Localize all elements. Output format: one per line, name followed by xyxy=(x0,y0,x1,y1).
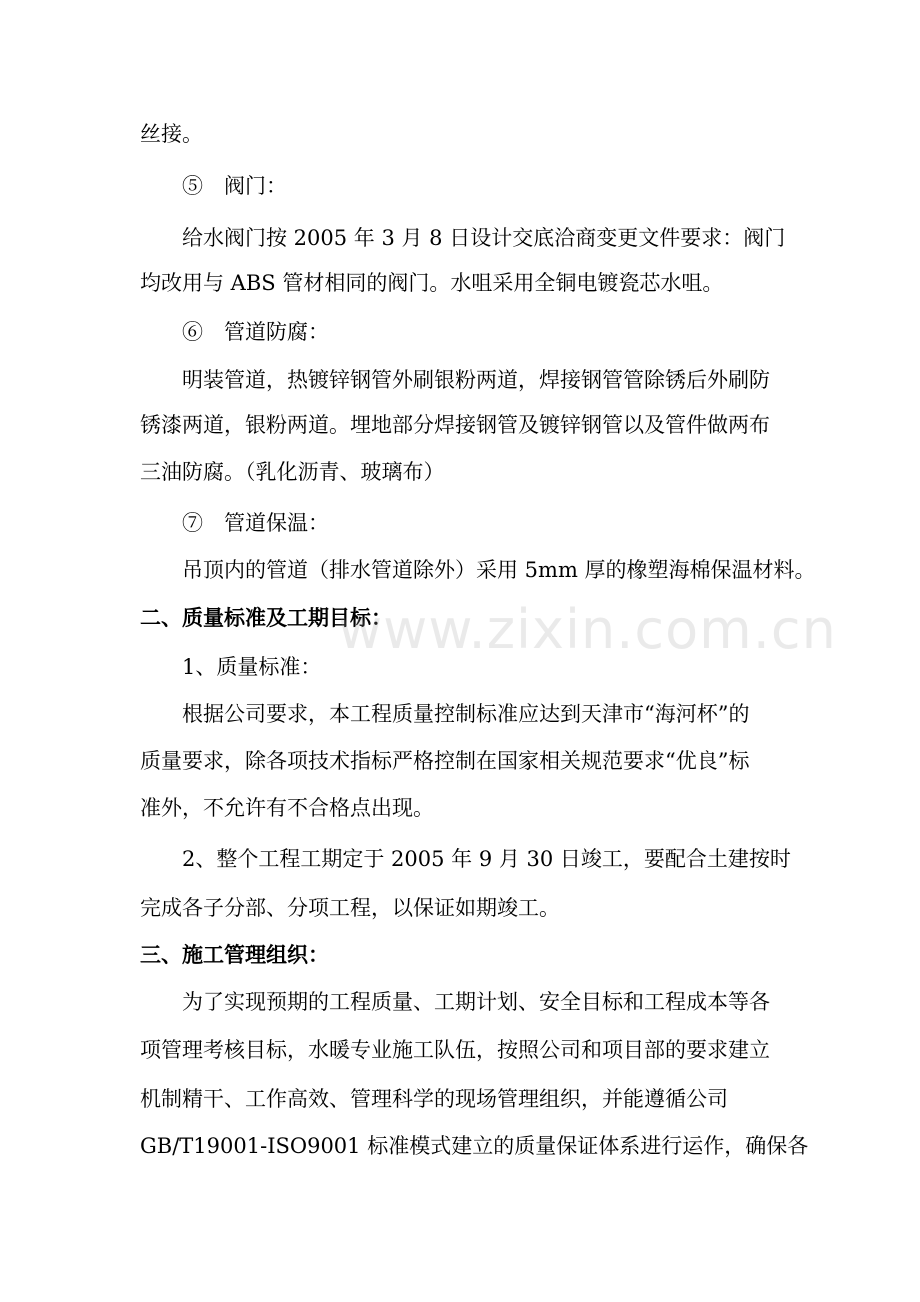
paragraph-line: 项管理考核目标，水暖专业施工队伍，按照公司和项目部的要求建立 xyxy=(140,1038,770,1062)
paragraph-line: 锈漆两道，银粉两道。埋地部分焊接钢管及镀锌钢管以及管件做两布 xyxy=(140,413,770,437)
subsection-heading-quality-standard: 1、质量标准： xyxy=(182,655,322,679)
subsection-heading-insulation: ⑦ 管道保温： xyxy=(182,511,329,535)
section-heading-quality: 二、质量标准及工期目标： xyxy=(140,605,392,630)
paragraph-line: 吊顶内的管道（排水管道除外）采用 5mm 厚的橡塑海棉保温材料。 xyxy=(182,558,816,582)
subsection-heading-valves: ⑤ 阀门： xyxy=(182,174,287,198)
watermark: www.zixin.com.cn xyxy=(338,598,837,661)
paragraph-line: 机制精干、工作高效、管理科学的现场管理组织，并能遵循公司 xyxy=(140,1087,728,1111)
paragraph-line: 三油防腐。（乳化沥青、玻璃布） xyxy=(140,460,445,484)
paragraph-line: 2、整个工程工期定于 2005 年 9 月 30 日竣工，要配合土建按时 xyxy=(182,847,791,871)
paragraph-line: 均改用与 ABS 管材相同的阀门。水咀采用全铜电镀瓷芯水咀。 xyxy=(140,271,724,295)
paragraph-line: 准外，不允许有不合格点出现。 xyxy=(140,796,434,820)
paragraph-line: 根据公司要求，本工程质量控制标准应达到天津市“海河杯”的 xyxy=(182,702,750,726)
subsection-heading-anticorrosion: ⑥ 管道防腐： xyxy=(182,320,329,344)
paragraph-line: 给水阀门按 2005 年 3 月 8 日设计交底洽商变更文件要求：阀门 xyxy=(182,226,786,250)
paragraph-line: 质量要求，除各项技术指标严格控制在国家相关规范要求“优良”标 xyxy=(140,749,750,773)
paragraph-line: 明装管道，热镀锌钢管外刷银粉两道，焊接钢管管除锈后外刷防 xyxy=(182,368,770,392)
paragraph-line: 完成各子分部、分项工程，以保证如期竣工。 xyxy=(140,896,560,920)
paragraph-line: 丝接。 xyxy=(140,122,203,146)
paragraph-line: GB/T19001-ISO9001 标准模式建立的质量保证体系进行运作，确保各 xyxy=(140,1134,809,1158)
paragraph-line: 为了实现预期的工程质量、工期计划、安全目标和工程成本等各 xyxy=(182,990,770,1014)
section-heading-management: 三、施工管理组织： xyxy=(140,942,329,967)
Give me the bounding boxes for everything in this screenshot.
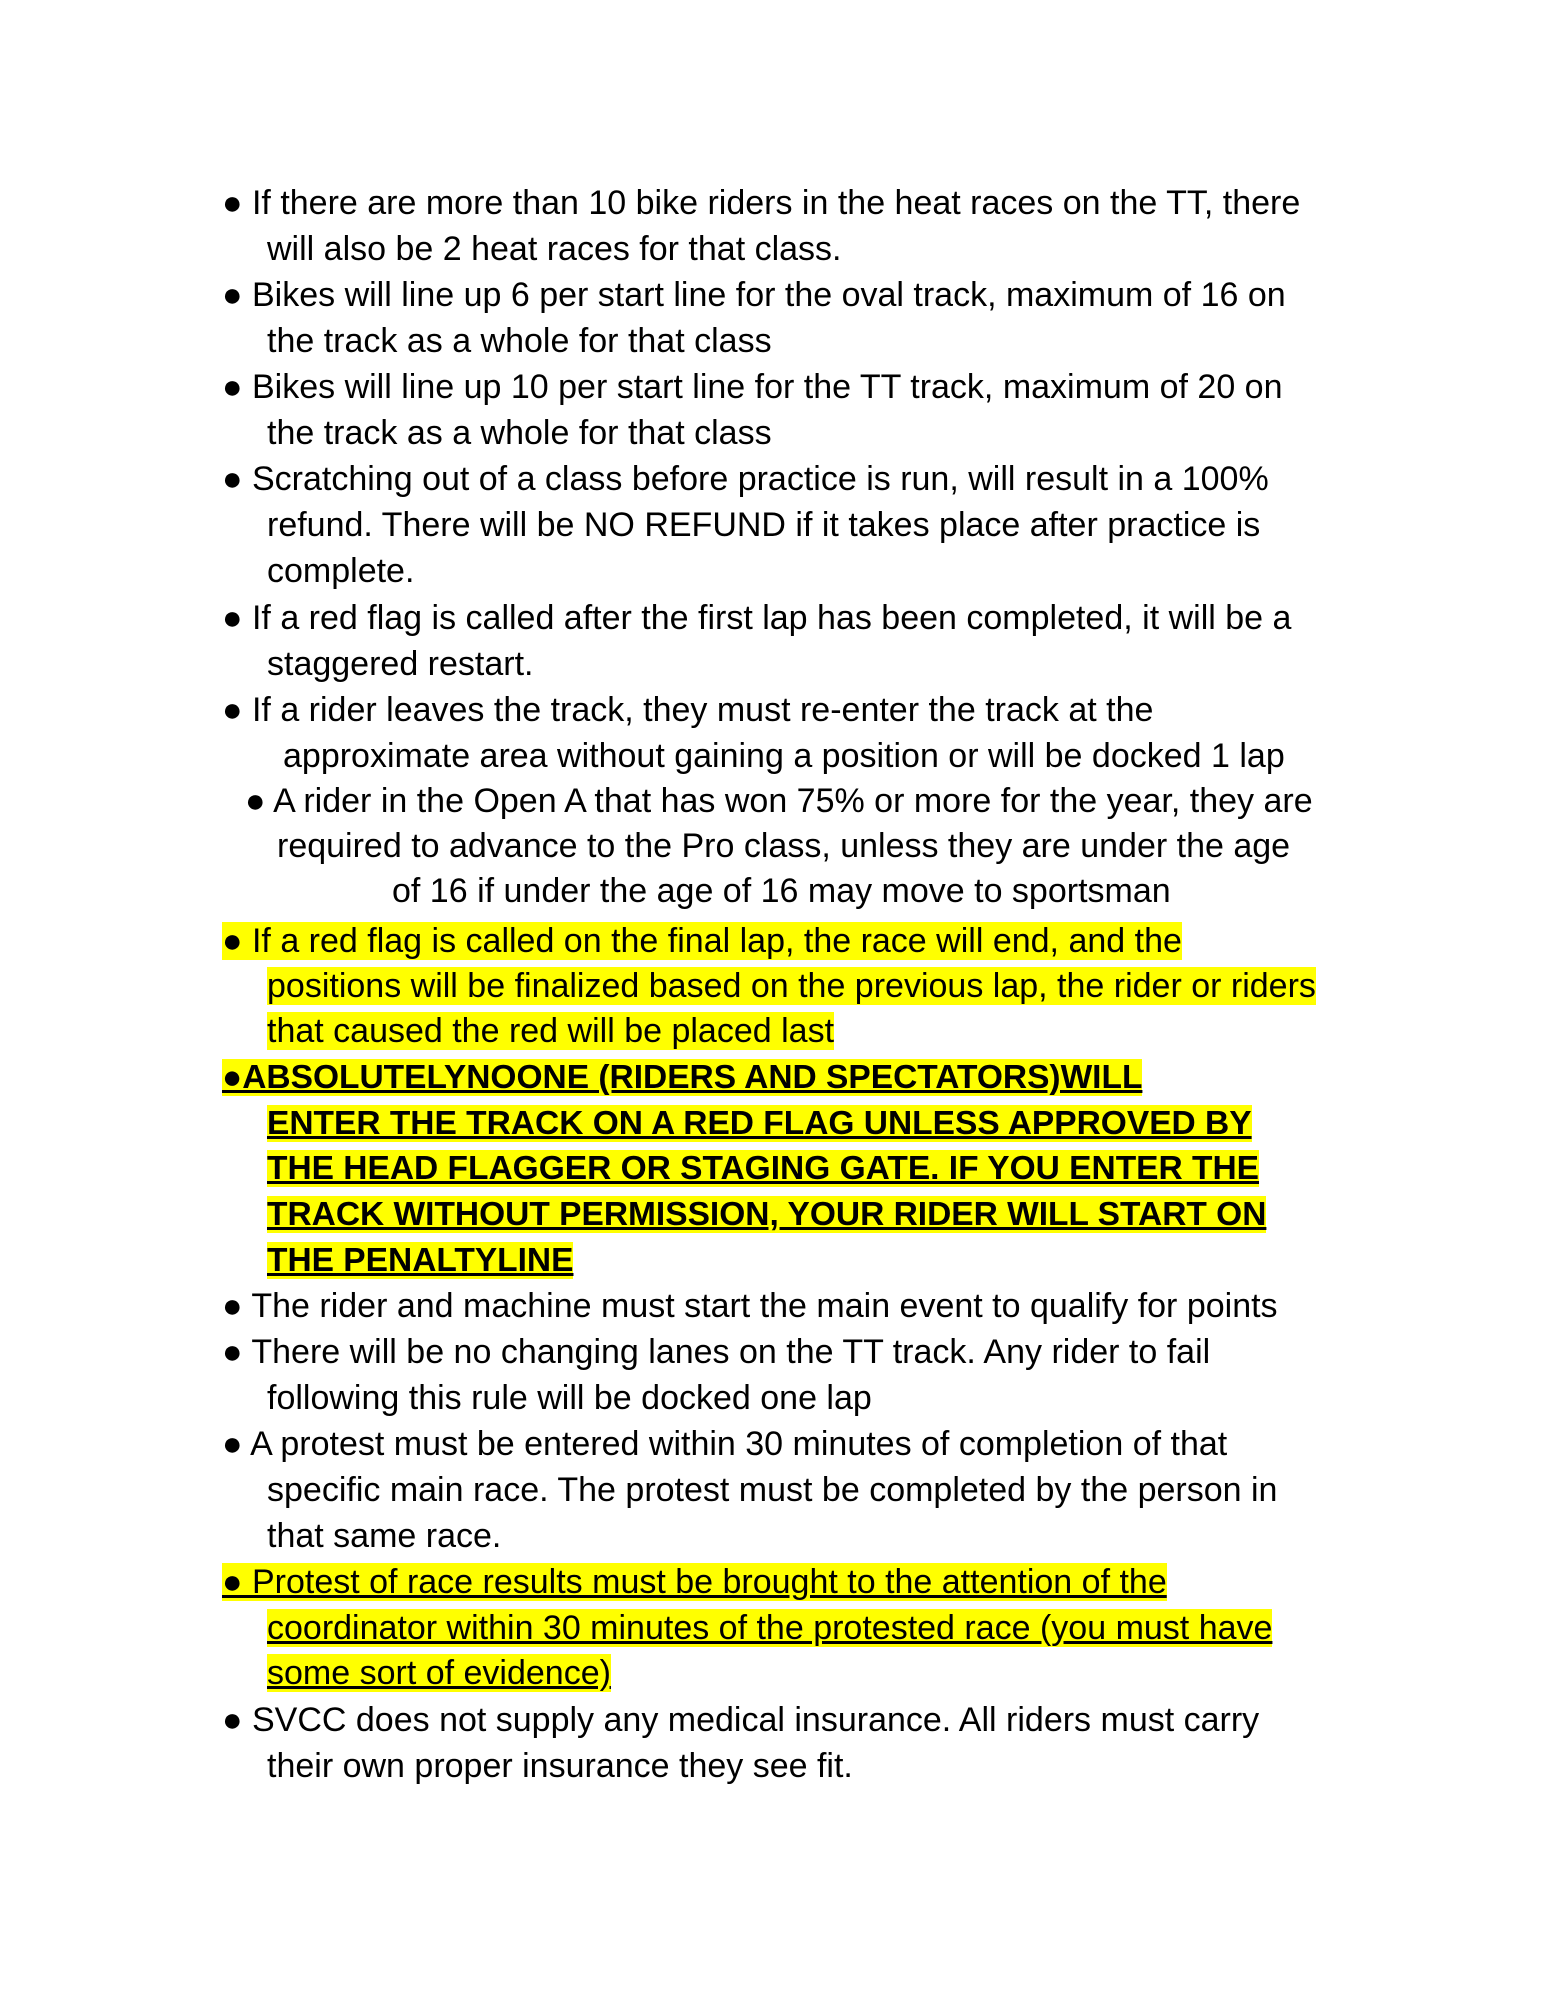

> [Directive]
Rewrite the listing above with every "paragraph-line" changed to "text-line" and nothing else altered. Leave the pictures out.

> [Exercise output]
Localize all elements. Output format: one per line, name followed by xyxy=(x0,y0,x1,y1).
text-line: 项管理考核目标，水暖专业施工队伍，按照公司和项目部的要求建立 xyxy=(140,1038,770,1062)
text-line: 锈漆两道，银粉两道。埋地部分焊接钢管及镀锌钢管以及管件做两布 xyxy=(140,413,770,437)
subsection-heading-quality-standard: 1、质量标准： xyxy=(182,655,322,679)
subsection-heading-insulation: ⑦ 管道保温： xyxy=(182,511,329,535)
section-heading-quality: 二、质量标准及工期目标： xyxy=(140,605,392,630)
text-line: 吊顶内的管道（排水管道除外）采用 5mm 厚的橡塑海棉保温材料。 xyxy=(182,558,816,582)
subsection-heading-valves: ⑤ 阀门： xyxy=(182,174,287,198)
watermark: www.zixin.com.cn xyxy=(338,598,837,661)
text-line: 机制精干、工作高效、管理科学的现场管理组织，并能遵循公司 xyxy=(140,1087,728,1111)
text-line: 三油防腐。（乳化沥青、玻璃布） xyxy=(140,460,445,484)
text-line: 2、整个工程工期定于 2005 年 9 月 30 日竣工，要配合土建按时 xyxy=(182,847,791,871)
text-line: 均改用与 ABS 管材相同的阀门。水咀采用全铜电镀瓷芯水咀。 xyxy=(140,271,724,295)
text-line: 准外，不允许有不合格点出现。 xyxy=(140,796,434,820)
text-line: 根据公司要求，本工程质量控制标准应达到天津市“海河杯”的 xyxy=(182,702,750,726)
subsection-heading-anticorrosion: ⑥ 管道防腐： xyxy=(182,320,329,344)
text-line: 给水阀门按 2005 年 3 月 8 日设计交底洽商变更文件要求：阀门 xyxy=(182,226,786,250)
text-line: 质量要求，除各项技术指标严格控制在国家相关规范要求“优良”标 xyxy=(140,749,750,773)
text-line: 明装管道，热镀锌钢管外刷银粉两道，焊接钢管管除锈后外刷防 xyxy=(182,368,770,392)
text-line: 完成各子分部、分项工程，以保证如期竣工。 xyxy=(140,896,560,920)
text-line: 丝接。 xyxy=(140,122,203,146)
text-line: GB/T19001-ISO9001 标准模式建立的质量保证体系进行运作，确保各 xyxy=(140,1134,809,1158)
text-line: 为了实现预期的工程质量、工期计划、安全目标和工程成本等各 xyxy=(182,990,770,1014)
section-heading-management: 三、施工管理组织： xyxy=(140,942,329,967)
Give me the bounding boxes for everything in this screenshot.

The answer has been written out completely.